Task description:
Write out the material exactly, leaving every picture behind.

** Start of Dataset records **

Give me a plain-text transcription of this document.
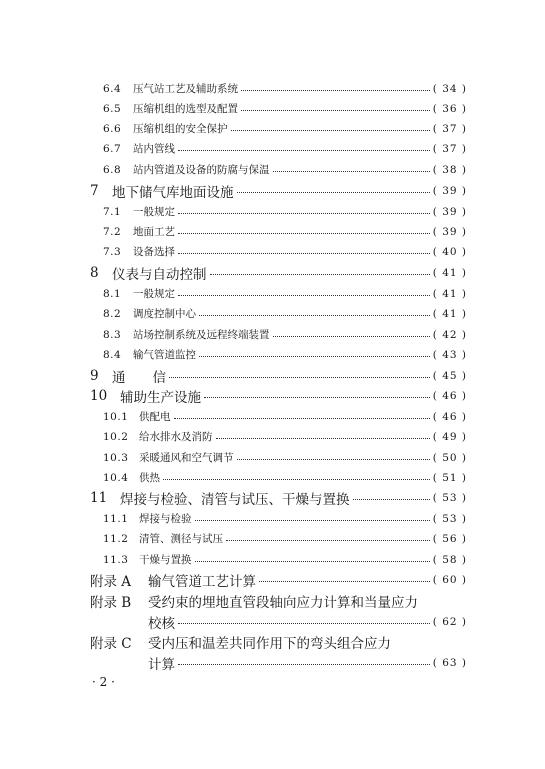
6.4	压气站工艺及辅助系统	( 34 )
6.5	压缩机组的选型及配置	( 36 )
6.6	压缩机组的安全保护	( 37 )
6.7	站内管线	( 37 )
6.8	站内管道及设备的防腐与保温	( 38 )
7 地下储气库地面设施	( 39 )
7.1	一般规定	( 39 )
7.2	地面工艺	( 39 )
7.3	设备选择	( 40 )
8 仪表与自动控制	( 41 )
8.1	一般规定	( 41 )
8.2	调度控制中心	( 41 )
8.3	站场控制系统及远程终端装置	( 42 )
8.4	输气管道监控	( 43 )
9 通　　信	( 45 )
10 辅助生产设施	( 46 )
10.1	供配电	( 46 )
10.2	给水排水及消防	( 49 )
10.3	采暖通风和空气调节	( 50 )
10.4	供热	( 51 )
11 焊接与检验、清管与试压、干燥与置换	( 53 )
11.1	焊接与检验	( 53 )
11.2	清管、测径与试压	( 56 )
11.3	干燥与置换	( 58 )
附录 A	输气管道工艺计算	( 60 )
附录 B	受约束的埋地直管段轴向应力计算和当量应力
校核	( 62 )
附录 C	受内压和温差共同作用下的弯头组合应力
计算	( 63 )
· 2 ·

** End of Dataset records **

Result below:
Give me a plain-text transcription of this document.
6.4	压气站工艺及辅助系统	( 34 )
6.5	压缩机组的选型及配置	( 36 )
6.6	压缩机组的安全保护	( 37 )
6.7	站内管线	( 37 )
6.8	站内管道及设备的防腐与保温	( 38 )
7 地下储气库地面设施	( 39 )
7.1	一般规定	( 39 )
7.2	地面工艺	( 39 )
7.3	设备选择	( 40 )
8 仪表与自动控制	( 41 )
8.1	一般规定	( 41 )
8.2	调度控制中心	( 41 )
8.3	站场控制系统及远程终端装置	( 42 )
8.4	输气管道监控	( 43 )
9 通　　信	( 45 )
10 辅助生产设施	( 46 )
10.1	供配电	( 46 )
10.2	给水排水及消防	( 49 )
10.3	采暖通风和空气调节	( 50 )
10.4	供热	( 51 )
11 焊接与检验、清管与试压、干燥与置换	( 53 )
11.1	焊接与检验	( 53 )
11.2	清管、测径与试压	( 56 )
11.3	干燥与置换	( 58 )
附录 A	输气管道工艺计算	( 60 )
附录 B	受约束的埋地直管段轴向应力计算和当量应力
校核	( 62 )
附录 C	受内压和温差共同作用下的弯头组合应力
计算	( 63 )
· 2 ·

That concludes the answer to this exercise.